TASK DIRECTIONS:
Extract every line where the string "source" appears.

# # # # #

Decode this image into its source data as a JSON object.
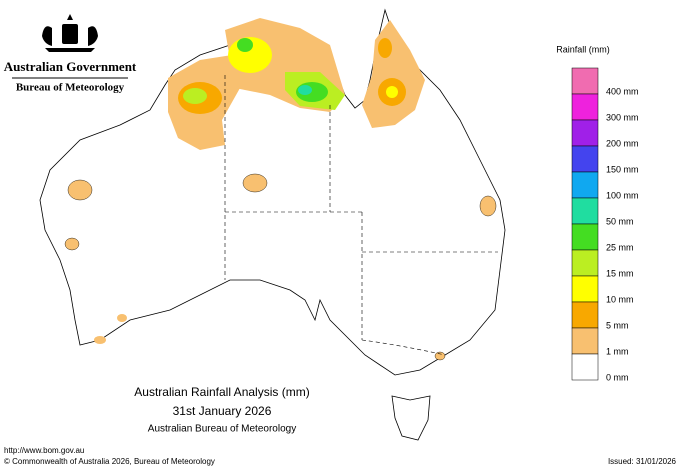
{
  "header": {
    "government": "Australian Government",
    "bureau": "Bureau of Meteorology"
  },
  "legend": {
    "title": "Rainfall (mm)",
    "items": [
      {
        "label": "400 mm",
        "color": "#f06cb0"
      },
      {
        "label": "300 mm",
        "color": "#ee22dd"
      },
      {
        "label": "200 mm",
        "color": "#a020e8"
      },
      {
        "label": "150 mm",
        "color": "#4444ee"
      },
      {
        "label": "100 mm",
        "color": "#10a8f0"
      },
      {
        "label": "50 mm",
        "color": "#20dda0"
      },
      {
        "label": "25 mm",
        "color": "#44dd22"
      },
      {
        "label": "15 mm",
        "color": "#bbee22"
      },
      {
        "label": "10 mm",
        "color": "#ffff00"
      },
      {
        "label": "5 mm",
        "color": "#f8a800"
      },
      {
        "label": "1 mm",
        "color": "#f8c070"
      },
      {
        "label": "0 mm",
        "color": "#ffffff"
      }
    ]
  },
  "caption": {
    "title": "Australian Rainfall Analysis (mm)",
    "date": "31st January 2026",
    "source": "Australian Bureau of Meteorology"
  },
  "footer": {
    "url": "http://www.bom.gov.au",
    "copyright": "© Commonwealth of Australia 2026, Bureau of Meteorology",
    "issued": "Issued: 31/01/2026"
  }
}
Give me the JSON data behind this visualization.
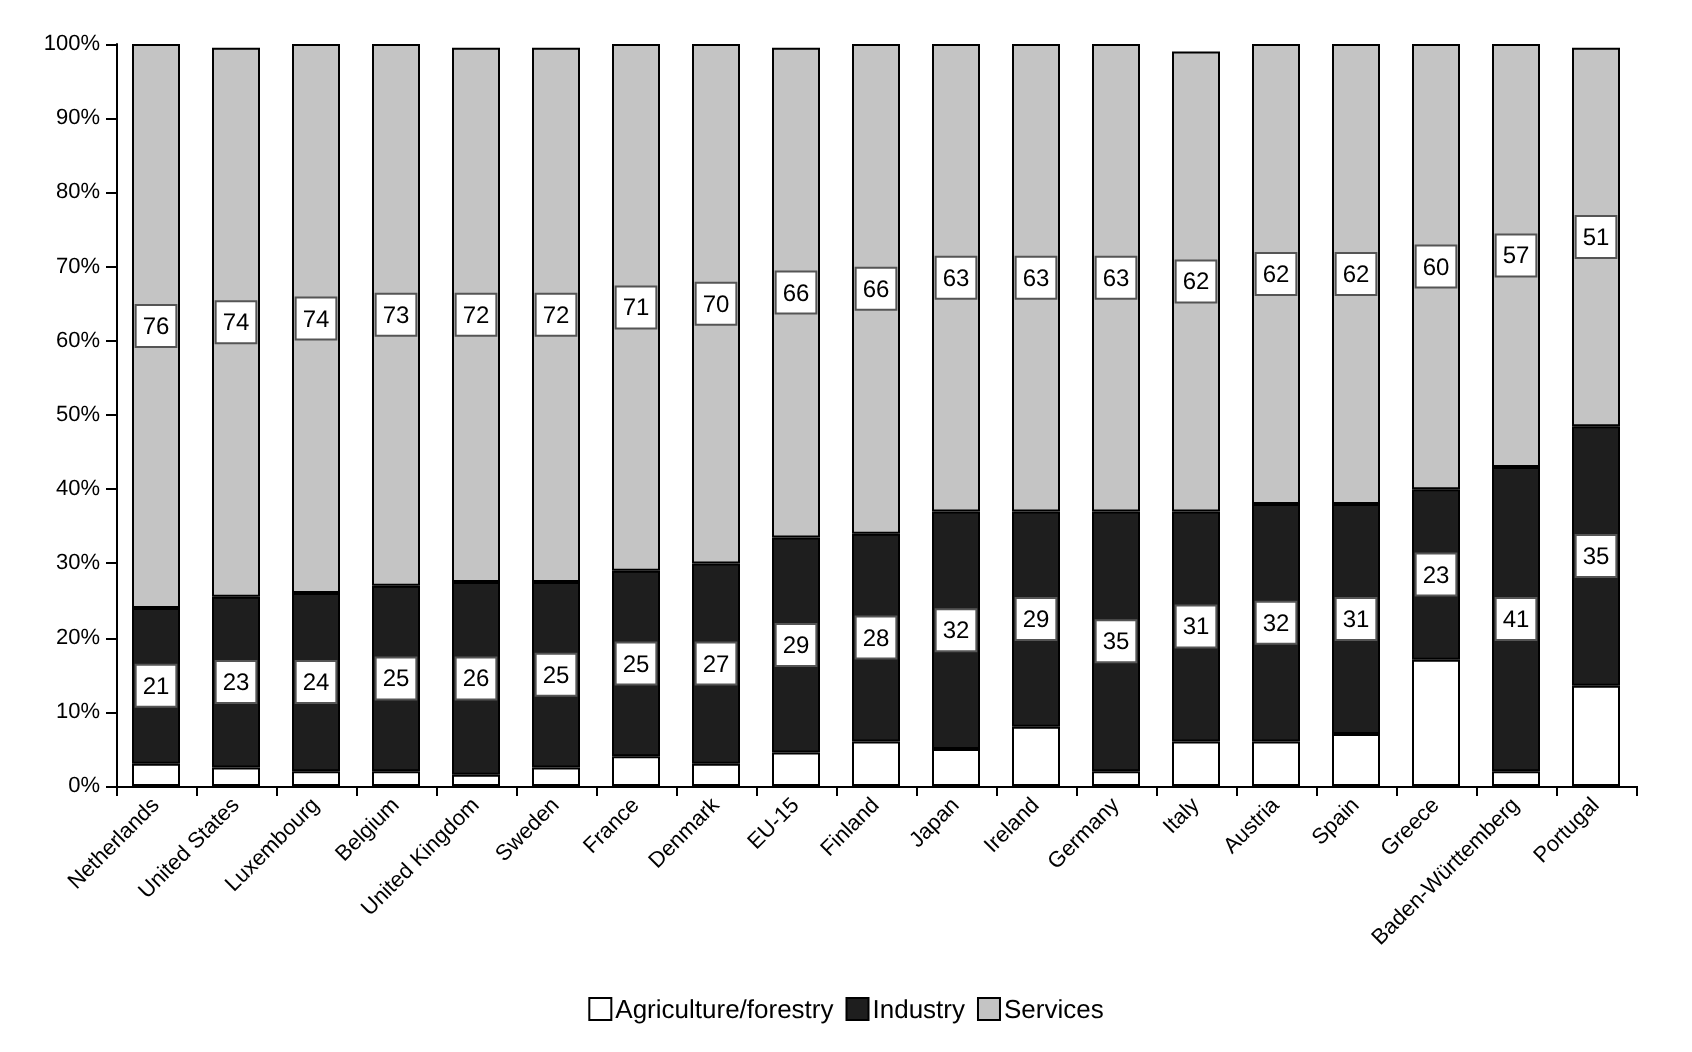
{
  "chart_data": {
    "type": "bar",
    "stacked": true,
    "categories": [
      "Netherlands",
      "United States",
      "Luxembourg",
      "Belgium",
      "United Kingdom",
      "Sweden",
      "France",
      "Denmark",
      "EU-15",
      "Finland",
      "Japan",
      "Ireland",
      "Germany",
      "Italy",
      "Austria",
      "Spain",
      "Greece",
      "Baden-Württemberg",
      "Portugal"
    ],
    "series": [
      {
        "name": "Agriculture/forestry",
        "color": "#ffffff",
        "values": [
          3,
          2.5,
          2,
          2,
          1.5,
          2.5,
          4,
          3,
          4.5,
          6,
          5,
          8,
          2,
          6,
          6,
          7,
          17,
          2,
          13.5
        ]
      },
      {
        "name": "Industry",
        "color": "#1e1e1e",
        "values": [
          21,
          23,
          24,
          25,
          26,
          25,
          25,
          27,
          29,
          28,
          32,
          29,
          35,
          31,
          32,
          31,
          23,
          41,
          35
        ],
        "value_labels": [
          "21",
          "23",
          "24",
          "25",
          "26",
          "25",
          "25",
          "27",
          "29",
          "28",
          "32",
          "29",
          "35",
          "31",
          "32",
          "31",
          "23",
          "41",
          "35"
        ]
      },
      {
        "name": "Services",
        "color": "#c4c4c4",
        "values": [
          76,
          74,
          74,
          73,
          72,
          72,
          71,
          70,
          66,
          66,
          63,
          63,
          63,
          62,
          62,
          62,
          60,
          57,
          51
        ],
        "value_labels": [
          "76",
          "74",
          "74",
          "73",
          "72",
          "72",
          "71",
          "70",
          "66",
          "66",
          "63",
          "63",
          "63",
          "62",
          "62",
          "62",
          "60",
          "57",
          "51"
        ]
      }
    ],
    "ylim": [
      0,
      100
    ],
    "yticks": [
      {
        "value": 0,
        "label": "0%"
      },
      {
        "value": 10,
        "label": "10%"
      },
      {
        "value": 20,
        "label": "20%"
      },
      {
        "value": 30,
        "label": "30%"
      },
      {
        "value": 40,
        "label": "40%"
      },
      {
        "value": 50,
        "label": "50%"
      },
      {
        "value": 60,
        "label": "60%"
      },
      {
        "value": 70,
        "label": "70%"
      },
      {
        "value": 80,
        "label": "80%"
      },
      {
        "value": 90,
        "label": "90%"
      },
      {
        "value": 100,
        "label": "100%"
      }
    ],
    "legend": "bottom",
    "grid": false
  }
}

# # # # #

COMPLETE ANSWER:
Decode this image into its source data as a JSON object.
    "source": "Australian Bureau of Meteorology"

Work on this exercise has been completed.